** START **
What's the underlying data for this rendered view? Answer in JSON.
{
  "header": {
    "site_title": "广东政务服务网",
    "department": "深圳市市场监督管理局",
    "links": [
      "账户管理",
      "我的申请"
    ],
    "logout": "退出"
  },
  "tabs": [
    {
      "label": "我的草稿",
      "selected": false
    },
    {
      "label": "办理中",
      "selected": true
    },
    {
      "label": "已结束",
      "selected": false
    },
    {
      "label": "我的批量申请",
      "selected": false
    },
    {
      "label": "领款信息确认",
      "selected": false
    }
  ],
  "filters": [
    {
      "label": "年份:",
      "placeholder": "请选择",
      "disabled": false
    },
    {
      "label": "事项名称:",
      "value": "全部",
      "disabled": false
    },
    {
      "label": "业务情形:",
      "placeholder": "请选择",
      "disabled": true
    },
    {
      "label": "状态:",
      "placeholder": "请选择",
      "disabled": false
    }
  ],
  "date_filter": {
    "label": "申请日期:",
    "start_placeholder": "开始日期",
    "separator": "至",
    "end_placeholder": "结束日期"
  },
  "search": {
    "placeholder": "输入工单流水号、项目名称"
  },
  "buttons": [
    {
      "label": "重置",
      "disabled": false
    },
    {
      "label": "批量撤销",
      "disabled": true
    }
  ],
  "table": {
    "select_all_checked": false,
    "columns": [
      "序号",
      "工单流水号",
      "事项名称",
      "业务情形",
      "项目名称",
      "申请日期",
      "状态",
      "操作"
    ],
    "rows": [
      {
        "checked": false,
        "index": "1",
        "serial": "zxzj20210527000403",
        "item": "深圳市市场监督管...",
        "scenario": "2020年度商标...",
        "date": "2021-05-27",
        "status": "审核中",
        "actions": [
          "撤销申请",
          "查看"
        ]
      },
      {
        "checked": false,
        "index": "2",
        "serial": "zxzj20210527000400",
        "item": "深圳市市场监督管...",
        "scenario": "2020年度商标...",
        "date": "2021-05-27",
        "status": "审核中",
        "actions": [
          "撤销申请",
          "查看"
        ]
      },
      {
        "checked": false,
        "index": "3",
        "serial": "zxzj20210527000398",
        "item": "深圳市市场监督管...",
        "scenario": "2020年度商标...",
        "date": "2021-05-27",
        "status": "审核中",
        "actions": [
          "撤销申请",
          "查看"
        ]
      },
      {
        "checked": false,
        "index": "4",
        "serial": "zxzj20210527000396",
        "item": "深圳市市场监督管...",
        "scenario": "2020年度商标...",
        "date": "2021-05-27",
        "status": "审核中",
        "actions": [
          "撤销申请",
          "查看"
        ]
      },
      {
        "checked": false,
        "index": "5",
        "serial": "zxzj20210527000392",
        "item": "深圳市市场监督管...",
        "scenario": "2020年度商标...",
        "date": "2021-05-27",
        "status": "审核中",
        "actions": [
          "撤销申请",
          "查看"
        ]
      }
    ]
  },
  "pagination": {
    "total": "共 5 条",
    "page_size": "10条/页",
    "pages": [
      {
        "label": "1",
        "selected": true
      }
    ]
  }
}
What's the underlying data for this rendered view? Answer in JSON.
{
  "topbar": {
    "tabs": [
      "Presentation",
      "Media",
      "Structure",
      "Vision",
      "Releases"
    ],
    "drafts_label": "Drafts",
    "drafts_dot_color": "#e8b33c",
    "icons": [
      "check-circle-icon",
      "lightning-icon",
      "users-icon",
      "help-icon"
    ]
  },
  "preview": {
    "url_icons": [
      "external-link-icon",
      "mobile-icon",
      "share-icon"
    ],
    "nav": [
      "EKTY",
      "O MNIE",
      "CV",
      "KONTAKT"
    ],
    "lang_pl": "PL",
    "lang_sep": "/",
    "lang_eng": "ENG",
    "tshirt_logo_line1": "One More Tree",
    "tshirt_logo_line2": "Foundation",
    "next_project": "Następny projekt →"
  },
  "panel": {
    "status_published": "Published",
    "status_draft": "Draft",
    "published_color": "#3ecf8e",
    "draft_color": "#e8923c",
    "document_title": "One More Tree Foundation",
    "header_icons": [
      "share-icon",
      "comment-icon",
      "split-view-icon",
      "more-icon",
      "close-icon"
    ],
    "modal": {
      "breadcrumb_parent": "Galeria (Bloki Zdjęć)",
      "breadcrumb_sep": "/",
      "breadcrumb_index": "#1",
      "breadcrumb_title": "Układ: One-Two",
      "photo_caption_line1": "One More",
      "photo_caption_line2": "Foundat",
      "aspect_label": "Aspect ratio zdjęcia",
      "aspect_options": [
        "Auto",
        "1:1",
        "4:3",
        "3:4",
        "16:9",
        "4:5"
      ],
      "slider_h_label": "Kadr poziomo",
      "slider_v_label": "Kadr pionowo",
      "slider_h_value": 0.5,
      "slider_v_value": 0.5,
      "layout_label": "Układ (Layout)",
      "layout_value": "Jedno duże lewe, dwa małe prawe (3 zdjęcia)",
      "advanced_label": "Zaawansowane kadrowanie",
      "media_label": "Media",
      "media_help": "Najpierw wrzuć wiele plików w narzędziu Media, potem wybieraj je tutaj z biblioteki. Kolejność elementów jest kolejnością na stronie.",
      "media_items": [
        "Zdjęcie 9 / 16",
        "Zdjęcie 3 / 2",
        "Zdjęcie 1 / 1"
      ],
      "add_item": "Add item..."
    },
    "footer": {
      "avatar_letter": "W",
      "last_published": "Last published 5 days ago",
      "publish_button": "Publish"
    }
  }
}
** END **
Copy all the records above exactly, missing none.

§ RESPONSE TO THIS TASK:
What's the underlying data for this rendered view? Answer in JSON.
{
  "header": {
    "site_title": "广东政务服务网",
    "department": "深圳市市场监督管理局",
    "links": [
      "账户管理",
      "我的申请"
    ],
    "logout": "退出"
  },
  "tabs": [
    {
      "label": "我的草稿",
      "selected": false
    },
    {
      "label": "办理中",
      "selected": true
    },
    {
      "label": "已结束",
      "selected": false
    },
    {
      "label": "我的批量申请",
      "selected": false
    },
    {
      "label": "领款信息确认",
      "selected": false
    }
  ],
  "filters": [
    {
      "label": "年份:",
      "placeholder": "请选择",
      "disabled": false
    },
    {
      "label": "事项名称:",
      "value": "全部",
      "disabled": false
    },
    {
      "label": "业务情形:",
      "placeholder": "请选择",
      "disabled": true
    },
    {
      "label": "状态:",
      "placeholder": "请选择",
      "disabled": false
    }
  ],
  "date_filter": {
    "label": "申请日期:",
    "start_placeholder": "开始日期",
    "separator": "至",
    "end_placeholder": "结束日期"
  },
  "search": {
    "placeholder": "输入工单流水号、项目名称"
  },
  "buttons": [
    {
      "label": "重置",
      "disabled": false
    },
    {
      "label": "批量撤销",
      "disabled": true
    }
  ],
  "table": {
    "select_all_checked": false,
    "columns": [
      "序号",
      "工单流水号",
      "事项名称",
      "业务情形",
      "项目名称",
      "申请日期",
      "状态",
      "操作"
    ],
    "rows": [
      {
        "checked": false,
        "index": "1",
        "serial": "zxzj20210527000403",
        "item": "深圳市市场监督管...",
        "scenario": "2020年度商标...",
        "date": "2021-05-27",
        "status": "审核中",
        "actions": [
          "撤销申请",
          "查看"
        ]
      },
      {
        "checked": false,
        "index": "2",
        "serial": "zxzj20210527000400",
        "item": "深圳市市场监督管...",
        "scenario": "2020年度商标...",
        "date": "2021-05-27",
        "status": "审核中",
        "actions": [
          "撤销申请",
          "查看"
        ]
      },
      {
        "checked": false,
        "index": "3",
        "serial": "zxzj20210527000398",
        "item": "深圳市市场监督管...",
        "scenario": "2020年度商标...",
        "date": "2021-05-27",
        "status": "审核中",
        "actions": [
          "撤销申请",
          "查看"
        ]
      },
      {
        "checked": false,
        "index": "4",
        "serial": "zxzj20210527000396",
        "item": "深圳市市场监督管...",
        "scenario": "2020年度商标...",
        "date": "2021-05-27",
        "status": "审核中",
        "actions": [
          "撤销申请",
          "查看"
        ]
      },
      {
        "checked": false,
        "index": "5",
        "serial": "zxzj20210527000392",
        "item": "深圳市市场监督管...",
        "scenario": "2020年度商标...",
        "date": "2021-05-27",
        "status": "审核中",
        "actions": [
          "撤销申请",
          "查看"
        ]
      }
    ]
  },
  "pagination": {
    "total": "共 5 条",
    "page_size": "10条/页",
    "pages": [
      {
        "label": "1",
        "selected": true
      }
    ]
  }
}
What's the underlying data for this rendered view? Answer in JSON.
{
  "topbar": {
    "tabs": [
      "Presentation",
      "Media",
      "Structure",
      "Vision",
      "Releases"
    ],
    "drafts_label": "Drafts",
    "drafts_dot_color": "#e8b33c",
    "icons": [
      "check-circle-icon",
      "lightning-icon",
      "users-icon",
      "help-icon"
    ]
  },
  "preview": {
    "url_icons": [
      "external-link-icon",
      "mobile-icon",
      "share-icon"
    ],
    "nav": [
      "EKTY",
      "O MNIE",
      "CV",
      "KONTAKT"
    ],
    "lang_pl": "PL",
    "lang_sep": "/",
    "lang_eng": "ENG",
    "tshirt_logo_line1": "One More Tree",
    "tshirt_logo_line2": "Foundation",
    "next_project": "Następny projekt →"
  },
  "panel": {
    "status_published": "Published",
    "status_draft": "Draft",
    "published_color": "#3ecf8e",
    "draft_color": "#e8923c",
    "document_title": "One More Tree Foundation",
    "header_icons": [
      "share-icon",
      "comment-icon",
      "split-view-icon",
      "more-icon",
      "close-icon"
    ],
    "modal": {
      "breadcrumb_parent": "Galeria (Bloki Zdjęć)",
      "breadcrumb_sep": "/",
      "breadcrumb_index": "#1",
      "breadcrumb_title": "Układ: One-Two",
      "photo_caption_line1": "One More",
      "photo_caption_line2": "Foundat",
      "aspect_label": "Aspect ratio zdjęcia",
      "aspect_options": [
        "Auto",
        "1:1",
        "4:3",
        "3:4",
        "16:9",
        "4:5"
      ],
      "slider_h_label": "Kadr poziomo",
      "slider_v_label": "Kadr pionowo",
      "slider_h_value": 0.5,
      "slider_v_value": 0.5,
      "layout_label": "Układ (Layout)",
      "layout_value": "Jedno duże lewe, dwa małe prawe (3 zdjęcia)",
      "advanced_label": "Zaawansowane kadrowanie",
      "media_label": "Media",
      "media_help": "Najpierw wrzuć wiele plików w narzędziu Media, potem wybieraj je tutaj z biblioteki. Kolejność elementów jest kolejnością na stronie.",
      "media_items": [
        "Zdjęcie 9 / 16",
        "Zdjęcie 3 / 2",
        "Zdjęcie 1 / 1"
      ],
      "add_item": "Add item..."
    },
    "footer": {
      "avatar_letter": "W",
      "last_published": "Last published 5 days ago",
      "publish_button": "Publish"
    }
  }
}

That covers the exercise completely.